Dataset records:
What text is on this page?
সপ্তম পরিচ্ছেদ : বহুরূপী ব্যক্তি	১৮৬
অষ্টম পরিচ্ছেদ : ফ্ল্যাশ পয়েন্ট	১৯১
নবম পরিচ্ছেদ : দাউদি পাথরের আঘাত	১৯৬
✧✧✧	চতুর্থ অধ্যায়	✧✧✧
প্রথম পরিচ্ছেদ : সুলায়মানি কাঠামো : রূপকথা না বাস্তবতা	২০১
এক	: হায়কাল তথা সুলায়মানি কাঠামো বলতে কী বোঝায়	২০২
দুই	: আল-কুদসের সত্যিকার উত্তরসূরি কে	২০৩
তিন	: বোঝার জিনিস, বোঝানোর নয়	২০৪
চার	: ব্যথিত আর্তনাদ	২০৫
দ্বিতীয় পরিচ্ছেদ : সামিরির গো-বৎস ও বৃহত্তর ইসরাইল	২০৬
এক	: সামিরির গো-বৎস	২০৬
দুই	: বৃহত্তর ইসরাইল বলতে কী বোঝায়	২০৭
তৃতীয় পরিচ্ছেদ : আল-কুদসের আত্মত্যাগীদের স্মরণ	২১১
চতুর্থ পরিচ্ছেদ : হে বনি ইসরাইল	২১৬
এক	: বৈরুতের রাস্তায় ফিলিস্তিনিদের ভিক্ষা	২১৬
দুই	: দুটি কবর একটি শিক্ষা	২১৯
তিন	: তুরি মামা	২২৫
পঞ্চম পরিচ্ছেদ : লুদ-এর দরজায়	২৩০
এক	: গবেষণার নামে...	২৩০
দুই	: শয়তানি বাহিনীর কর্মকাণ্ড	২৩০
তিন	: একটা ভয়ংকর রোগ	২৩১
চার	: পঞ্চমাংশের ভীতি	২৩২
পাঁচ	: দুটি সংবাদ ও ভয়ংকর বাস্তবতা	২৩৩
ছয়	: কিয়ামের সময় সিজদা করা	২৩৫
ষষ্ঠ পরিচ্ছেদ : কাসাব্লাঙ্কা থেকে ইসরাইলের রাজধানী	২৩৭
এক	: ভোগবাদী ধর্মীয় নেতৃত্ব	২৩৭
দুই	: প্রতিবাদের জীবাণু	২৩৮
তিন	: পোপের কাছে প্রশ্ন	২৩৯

Written request:
Make an exact copy of the material above.

The solution:
What text is on this page?
সপ্তম পরিচ্ছেদ : বহুরূপী ব্যক্তি	১৮৬
অষ্টম পরিচ্ছেদ : ফ্ল্যাশ পয়েন্ট	১৯১
নবম পরিচ্ছেদ : দাউদি পাথরের আঘাত	১৯৬
✧✧✧	চতুর্থ অধ্যায়	✧✧✧
প্রথম পরিচ্ছেদ : সুলায়মানি কাঠামো : রূপকথা না বাস্তবতা	২০১
এক	: হায়কাল তথা সুলায়মানি কাঠামো বলতে কী বোঝায়	২০২
দুই	: আল-কুদসের সত্যিকার উত্তরসূরি কে	২০৩
তিন	: বোঝার জিনিস, বোঝানোর নয়	২০৪
চার	: ব্যথিত আর্তনাদ	২০৫
দ্বিতীয় পরিচ্ছেদ : সামিরির গো-বৎস ও বৃহত্তর ইসরাইল	২০৬
এক	: সামিরির গো-বৎস	২০৬
দুই	: বৃহত্তর ইসরাইল বলতে কী বোঝায়	২০৭
তৃতীয় পরিচ্ছেদ : আল-কুদসের আত্মত্যাগীদের স্মরণ	২১১
চতুর্থ পরিচ্ছেদ : হে বনি ইসরাইল	২১৬
এক	: বৈরুতের রাস্তায় ফিলিস্তিনিদের ভিক্ষা	২১৬
দুই	: দুটি কবর একটি শিক্ষা	২১৯
তিন	: তুরি মামা	২২৫
পঞ্চম পরিচ্ছেদ : লুদ-এর দরজায়	২৩০
এক	: গবেষণার নামে...	২৩০
দুই	: শয়তানি বাহিনীর কর্মকাণ্ড	২৩০
তিন	: একটা ভয়ংকর রোগ	২৩১
চার	: পঞ্চমাংশের ভীতি	২৩২
পাঁচ	: দুটি সংবাদ ও ভয়ংকর বাস্তবতা	২৩৩
ছয়	: কিয়ামের সময় সিজদা করা	২৩৫
ষষ্ঠ পরিচ্ছেদ : কাসাব্লাঙ্কা থেকে ইসরাইলের রাজধানী	২৩৭
এক	: ভোগবাদী ধর্মীয় নেতৃত্ব	২৩৭
দুই	: প্রতিবাদের জীবাণু	২৩৮
তিন	: পোপের কাছে প্রশ্ন	২৩৯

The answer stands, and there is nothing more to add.